··· DATA SUPPLIED

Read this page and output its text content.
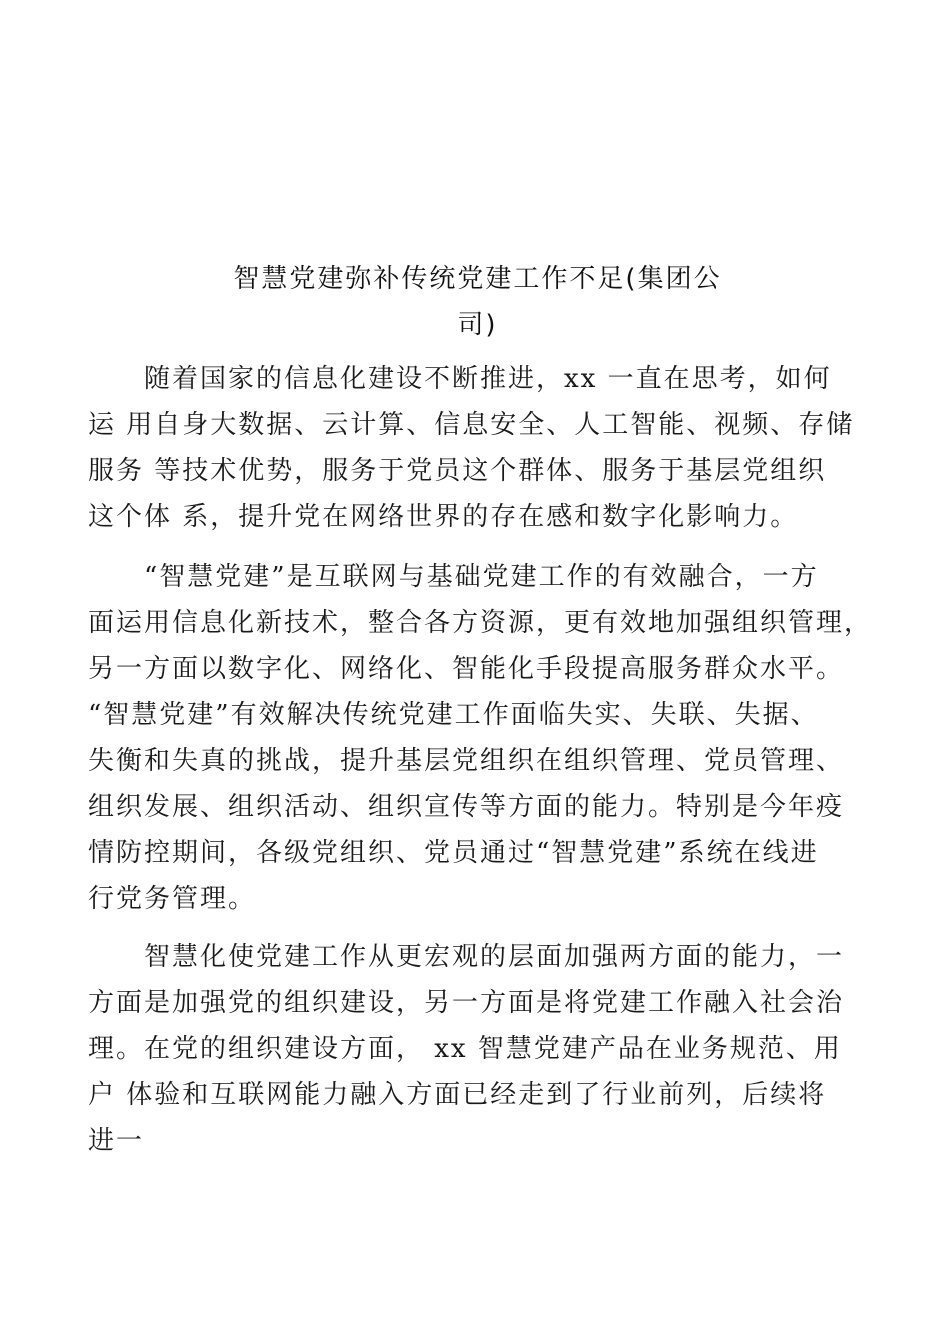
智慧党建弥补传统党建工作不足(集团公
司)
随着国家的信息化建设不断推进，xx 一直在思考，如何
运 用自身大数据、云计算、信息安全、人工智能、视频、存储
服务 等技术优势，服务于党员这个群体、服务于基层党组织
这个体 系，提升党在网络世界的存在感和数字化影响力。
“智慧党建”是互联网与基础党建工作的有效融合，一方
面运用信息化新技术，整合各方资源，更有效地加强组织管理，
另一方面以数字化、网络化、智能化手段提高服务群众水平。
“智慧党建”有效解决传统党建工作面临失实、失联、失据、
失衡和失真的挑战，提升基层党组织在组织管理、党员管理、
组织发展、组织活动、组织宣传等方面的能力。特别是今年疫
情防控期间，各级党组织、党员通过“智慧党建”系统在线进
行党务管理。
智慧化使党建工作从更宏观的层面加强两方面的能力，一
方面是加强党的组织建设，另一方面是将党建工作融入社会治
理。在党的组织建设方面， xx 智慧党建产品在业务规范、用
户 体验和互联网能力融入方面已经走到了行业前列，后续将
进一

······

Each line of the data should be quoted exactly, with pictures left out.

Read this page and output its text content.
智慧党建弥补传统党建工作不足(集团公
司)
随着国家的信息化建设不断推进，xx 一直在思考，如何
运 用自身大数据、云计算、信息安全、人工智能、视频、存储
服务 等技术优势，服务于党员这个群体、服务于基层党组织
这个体 系，提升党在网络世界的存在感和数字化影响力。
“智慧党建”是互联网与基础党建工作的有效融合，一方
面运用信息化新技术，整合各方资源，更有效地加强组织管理，
另一方面以数字化、网络化、智能化手段提高服务群众水平。
“智慧党建”有效解决传统党建工作面临失实、失联、失据、
失衡和失真的挑战，提升基层党组织在组织管理、党员管理、
组织发展、组织活动、组织宣传等方面的能力。特别是今年疫
情防控期间，各级党组织、党员通过“智慧党建”系统在线进
行党务管理。
智慧化使党建工作从更宏观的层面加强两方面的能力，一
方面是加强党的组织建设，另一方面是将党建工作融入社会治
理。在党的组织建设方面， xx 智慧党建产品在业务规范、用
户 体验和互联网能力融入方面已经走到了行业前列，后续将
进一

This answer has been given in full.